* Goal:
From the data that follows, copy every line holding the string "Liebe".

◆ ◆ ◆ ◆ ◆ ◆ ◆

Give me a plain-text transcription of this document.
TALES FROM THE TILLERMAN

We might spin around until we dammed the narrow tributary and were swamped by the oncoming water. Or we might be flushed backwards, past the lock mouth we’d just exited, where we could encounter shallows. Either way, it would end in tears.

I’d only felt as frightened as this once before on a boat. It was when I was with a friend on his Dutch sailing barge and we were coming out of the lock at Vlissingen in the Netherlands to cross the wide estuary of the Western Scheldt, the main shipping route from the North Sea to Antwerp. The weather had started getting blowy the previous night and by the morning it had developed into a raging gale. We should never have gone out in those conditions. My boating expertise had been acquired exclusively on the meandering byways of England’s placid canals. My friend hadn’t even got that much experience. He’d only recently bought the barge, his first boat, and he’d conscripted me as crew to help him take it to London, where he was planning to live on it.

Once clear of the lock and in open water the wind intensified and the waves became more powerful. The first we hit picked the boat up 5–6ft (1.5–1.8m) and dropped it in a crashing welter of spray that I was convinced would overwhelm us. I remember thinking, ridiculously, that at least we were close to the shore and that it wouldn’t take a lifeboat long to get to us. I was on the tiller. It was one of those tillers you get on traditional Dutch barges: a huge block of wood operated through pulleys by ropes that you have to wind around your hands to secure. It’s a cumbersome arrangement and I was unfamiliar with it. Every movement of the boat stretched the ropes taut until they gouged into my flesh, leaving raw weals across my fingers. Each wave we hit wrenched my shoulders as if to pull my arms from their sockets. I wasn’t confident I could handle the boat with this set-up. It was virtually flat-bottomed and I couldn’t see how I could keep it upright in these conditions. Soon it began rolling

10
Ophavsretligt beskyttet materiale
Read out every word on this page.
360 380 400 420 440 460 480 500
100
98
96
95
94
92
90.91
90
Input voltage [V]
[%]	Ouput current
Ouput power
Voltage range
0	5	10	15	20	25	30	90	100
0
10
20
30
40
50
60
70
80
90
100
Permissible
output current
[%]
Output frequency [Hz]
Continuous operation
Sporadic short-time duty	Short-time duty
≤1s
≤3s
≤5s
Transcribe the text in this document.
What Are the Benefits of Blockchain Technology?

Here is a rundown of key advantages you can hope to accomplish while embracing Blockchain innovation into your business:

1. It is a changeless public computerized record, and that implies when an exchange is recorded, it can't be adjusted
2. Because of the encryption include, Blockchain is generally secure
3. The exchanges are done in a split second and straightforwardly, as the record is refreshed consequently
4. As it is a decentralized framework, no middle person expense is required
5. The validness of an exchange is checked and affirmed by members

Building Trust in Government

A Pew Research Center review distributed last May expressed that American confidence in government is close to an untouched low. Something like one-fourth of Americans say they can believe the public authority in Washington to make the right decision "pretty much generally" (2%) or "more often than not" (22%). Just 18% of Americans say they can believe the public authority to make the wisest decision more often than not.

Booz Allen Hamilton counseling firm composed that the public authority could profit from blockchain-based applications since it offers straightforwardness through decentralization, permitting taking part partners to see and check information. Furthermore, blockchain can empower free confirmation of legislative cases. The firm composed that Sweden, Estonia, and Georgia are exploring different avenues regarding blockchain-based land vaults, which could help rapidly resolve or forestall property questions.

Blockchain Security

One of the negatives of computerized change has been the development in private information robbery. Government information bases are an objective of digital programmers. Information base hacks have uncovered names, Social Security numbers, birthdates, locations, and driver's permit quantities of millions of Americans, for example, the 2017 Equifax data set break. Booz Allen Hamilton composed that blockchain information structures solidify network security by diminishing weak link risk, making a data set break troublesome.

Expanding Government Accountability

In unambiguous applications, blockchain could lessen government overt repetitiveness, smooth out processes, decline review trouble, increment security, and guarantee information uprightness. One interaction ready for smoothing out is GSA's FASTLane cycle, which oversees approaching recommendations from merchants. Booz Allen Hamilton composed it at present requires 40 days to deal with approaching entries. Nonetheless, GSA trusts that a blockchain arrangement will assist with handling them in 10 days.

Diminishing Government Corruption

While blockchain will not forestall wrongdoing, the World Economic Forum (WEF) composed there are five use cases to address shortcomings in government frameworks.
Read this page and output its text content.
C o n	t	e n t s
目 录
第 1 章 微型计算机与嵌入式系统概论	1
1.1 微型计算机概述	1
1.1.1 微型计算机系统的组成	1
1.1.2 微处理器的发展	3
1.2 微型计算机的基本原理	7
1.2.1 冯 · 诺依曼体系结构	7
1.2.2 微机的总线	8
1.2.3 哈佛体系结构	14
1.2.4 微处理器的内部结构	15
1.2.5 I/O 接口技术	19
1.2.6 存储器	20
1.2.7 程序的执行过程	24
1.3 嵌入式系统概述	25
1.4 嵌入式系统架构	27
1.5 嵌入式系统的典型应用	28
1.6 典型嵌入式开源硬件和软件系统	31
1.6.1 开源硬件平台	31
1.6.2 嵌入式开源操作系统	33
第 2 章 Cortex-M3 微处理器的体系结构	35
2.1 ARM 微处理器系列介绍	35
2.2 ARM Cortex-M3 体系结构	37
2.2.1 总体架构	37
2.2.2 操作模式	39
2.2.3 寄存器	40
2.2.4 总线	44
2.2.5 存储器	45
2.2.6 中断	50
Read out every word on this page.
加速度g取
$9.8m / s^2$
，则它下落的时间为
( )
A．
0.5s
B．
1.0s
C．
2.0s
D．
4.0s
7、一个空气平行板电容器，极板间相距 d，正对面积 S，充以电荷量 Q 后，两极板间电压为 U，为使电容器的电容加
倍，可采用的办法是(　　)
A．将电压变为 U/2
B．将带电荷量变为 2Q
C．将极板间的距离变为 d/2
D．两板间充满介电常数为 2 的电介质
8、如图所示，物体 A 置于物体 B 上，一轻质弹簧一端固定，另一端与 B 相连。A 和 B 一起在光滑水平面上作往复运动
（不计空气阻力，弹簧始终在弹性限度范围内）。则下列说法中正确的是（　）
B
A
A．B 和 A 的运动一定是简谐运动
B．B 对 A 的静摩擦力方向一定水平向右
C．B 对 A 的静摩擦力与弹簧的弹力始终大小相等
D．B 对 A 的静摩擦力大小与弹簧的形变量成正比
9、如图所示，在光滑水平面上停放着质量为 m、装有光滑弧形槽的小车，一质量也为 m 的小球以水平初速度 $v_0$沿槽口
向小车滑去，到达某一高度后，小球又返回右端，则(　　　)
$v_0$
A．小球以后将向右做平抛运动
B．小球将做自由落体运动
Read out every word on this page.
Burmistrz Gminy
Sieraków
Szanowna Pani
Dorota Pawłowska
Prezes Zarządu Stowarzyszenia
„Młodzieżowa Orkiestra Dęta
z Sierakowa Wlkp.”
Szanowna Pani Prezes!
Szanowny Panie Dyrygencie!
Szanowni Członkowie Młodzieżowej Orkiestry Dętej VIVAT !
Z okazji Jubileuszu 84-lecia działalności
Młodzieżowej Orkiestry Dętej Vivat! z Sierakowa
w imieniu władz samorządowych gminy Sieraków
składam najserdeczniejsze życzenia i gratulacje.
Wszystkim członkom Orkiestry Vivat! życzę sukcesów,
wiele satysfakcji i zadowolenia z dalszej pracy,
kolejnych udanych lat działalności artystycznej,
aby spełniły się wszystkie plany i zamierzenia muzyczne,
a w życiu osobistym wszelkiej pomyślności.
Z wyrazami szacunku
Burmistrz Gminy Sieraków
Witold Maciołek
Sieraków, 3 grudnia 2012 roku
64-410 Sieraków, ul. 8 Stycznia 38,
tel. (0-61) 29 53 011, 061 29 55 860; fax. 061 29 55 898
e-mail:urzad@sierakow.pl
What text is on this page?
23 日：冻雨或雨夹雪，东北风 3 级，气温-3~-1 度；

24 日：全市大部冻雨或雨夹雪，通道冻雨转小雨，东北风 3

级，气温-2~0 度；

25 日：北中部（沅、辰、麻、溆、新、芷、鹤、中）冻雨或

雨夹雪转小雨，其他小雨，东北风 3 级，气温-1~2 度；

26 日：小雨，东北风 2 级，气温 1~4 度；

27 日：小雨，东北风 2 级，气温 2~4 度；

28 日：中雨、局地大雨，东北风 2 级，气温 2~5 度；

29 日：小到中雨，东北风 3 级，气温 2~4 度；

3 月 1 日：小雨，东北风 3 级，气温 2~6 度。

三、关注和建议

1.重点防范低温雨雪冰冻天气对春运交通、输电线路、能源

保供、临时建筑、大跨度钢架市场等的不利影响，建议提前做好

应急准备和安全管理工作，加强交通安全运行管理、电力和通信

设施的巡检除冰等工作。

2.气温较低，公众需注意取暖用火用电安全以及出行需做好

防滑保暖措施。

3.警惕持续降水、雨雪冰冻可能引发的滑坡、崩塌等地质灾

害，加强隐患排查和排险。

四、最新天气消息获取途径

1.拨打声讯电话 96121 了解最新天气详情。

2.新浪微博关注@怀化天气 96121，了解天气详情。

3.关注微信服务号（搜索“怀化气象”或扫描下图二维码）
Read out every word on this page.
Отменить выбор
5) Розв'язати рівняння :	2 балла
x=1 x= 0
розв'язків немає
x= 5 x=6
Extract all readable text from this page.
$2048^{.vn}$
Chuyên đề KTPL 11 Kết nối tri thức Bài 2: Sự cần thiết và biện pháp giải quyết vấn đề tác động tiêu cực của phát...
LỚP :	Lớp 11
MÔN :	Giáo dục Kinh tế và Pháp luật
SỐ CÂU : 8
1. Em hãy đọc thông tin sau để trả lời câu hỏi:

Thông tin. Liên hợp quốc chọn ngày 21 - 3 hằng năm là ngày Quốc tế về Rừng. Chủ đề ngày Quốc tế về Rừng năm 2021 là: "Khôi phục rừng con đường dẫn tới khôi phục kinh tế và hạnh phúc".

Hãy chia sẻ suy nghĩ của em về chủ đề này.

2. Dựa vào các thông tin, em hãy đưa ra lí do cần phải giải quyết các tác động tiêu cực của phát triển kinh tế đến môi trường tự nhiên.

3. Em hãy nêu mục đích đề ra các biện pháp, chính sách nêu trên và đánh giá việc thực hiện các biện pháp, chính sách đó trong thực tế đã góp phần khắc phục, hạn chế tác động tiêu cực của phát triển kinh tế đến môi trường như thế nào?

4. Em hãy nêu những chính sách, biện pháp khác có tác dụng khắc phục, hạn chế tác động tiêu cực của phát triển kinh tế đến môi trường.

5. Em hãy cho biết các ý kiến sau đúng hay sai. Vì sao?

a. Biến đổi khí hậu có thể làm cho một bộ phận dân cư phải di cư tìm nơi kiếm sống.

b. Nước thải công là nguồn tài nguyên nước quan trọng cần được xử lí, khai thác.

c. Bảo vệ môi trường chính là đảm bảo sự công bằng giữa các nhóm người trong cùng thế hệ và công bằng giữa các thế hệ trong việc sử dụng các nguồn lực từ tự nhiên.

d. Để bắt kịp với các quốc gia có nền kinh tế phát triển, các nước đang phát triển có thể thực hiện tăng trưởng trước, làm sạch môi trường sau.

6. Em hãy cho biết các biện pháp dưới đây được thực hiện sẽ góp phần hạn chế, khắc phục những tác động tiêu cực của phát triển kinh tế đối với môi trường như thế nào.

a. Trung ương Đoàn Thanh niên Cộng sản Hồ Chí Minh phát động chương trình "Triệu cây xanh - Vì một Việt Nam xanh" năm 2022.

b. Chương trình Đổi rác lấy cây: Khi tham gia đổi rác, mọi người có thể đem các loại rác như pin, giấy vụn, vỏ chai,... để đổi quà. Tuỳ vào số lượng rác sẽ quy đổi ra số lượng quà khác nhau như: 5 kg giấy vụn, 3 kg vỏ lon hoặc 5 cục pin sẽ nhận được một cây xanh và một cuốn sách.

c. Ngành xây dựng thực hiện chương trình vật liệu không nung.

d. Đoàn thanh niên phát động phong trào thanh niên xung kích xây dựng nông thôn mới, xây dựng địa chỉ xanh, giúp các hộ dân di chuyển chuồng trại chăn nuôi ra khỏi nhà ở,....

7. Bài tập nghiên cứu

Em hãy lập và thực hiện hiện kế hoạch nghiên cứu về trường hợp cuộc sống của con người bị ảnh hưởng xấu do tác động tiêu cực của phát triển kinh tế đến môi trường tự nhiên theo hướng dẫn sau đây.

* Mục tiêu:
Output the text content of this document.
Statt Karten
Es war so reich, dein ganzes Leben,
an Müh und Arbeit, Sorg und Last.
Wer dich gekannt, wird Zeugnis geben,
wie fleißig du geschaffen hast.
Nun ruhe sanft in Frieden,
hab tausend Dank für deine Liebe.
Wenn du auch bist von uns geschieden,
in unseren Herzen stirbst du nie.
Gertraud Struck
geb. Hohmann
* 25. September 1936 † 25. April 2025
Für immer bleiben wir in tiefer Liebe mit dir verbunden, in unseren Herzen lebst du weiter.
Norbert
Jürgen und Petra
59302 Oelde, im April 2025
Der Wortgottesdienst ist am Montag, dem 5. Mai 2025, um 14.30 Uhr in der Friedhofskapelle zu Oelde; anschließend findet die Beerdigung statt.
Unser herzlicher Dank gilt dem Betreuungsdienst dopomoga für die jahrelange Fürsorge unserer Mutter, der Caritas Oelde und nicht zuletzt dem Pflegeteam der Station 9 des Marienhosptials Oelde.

◆ ◆ ◆ ◆ ◆ ◆ ◆

* Output of the exercise:
hab tausend Dank für deine Liebe.
Für immer bleiben wir in tiefer Liebe mit dir verbunden, in unseren Herzen lebst du weiter.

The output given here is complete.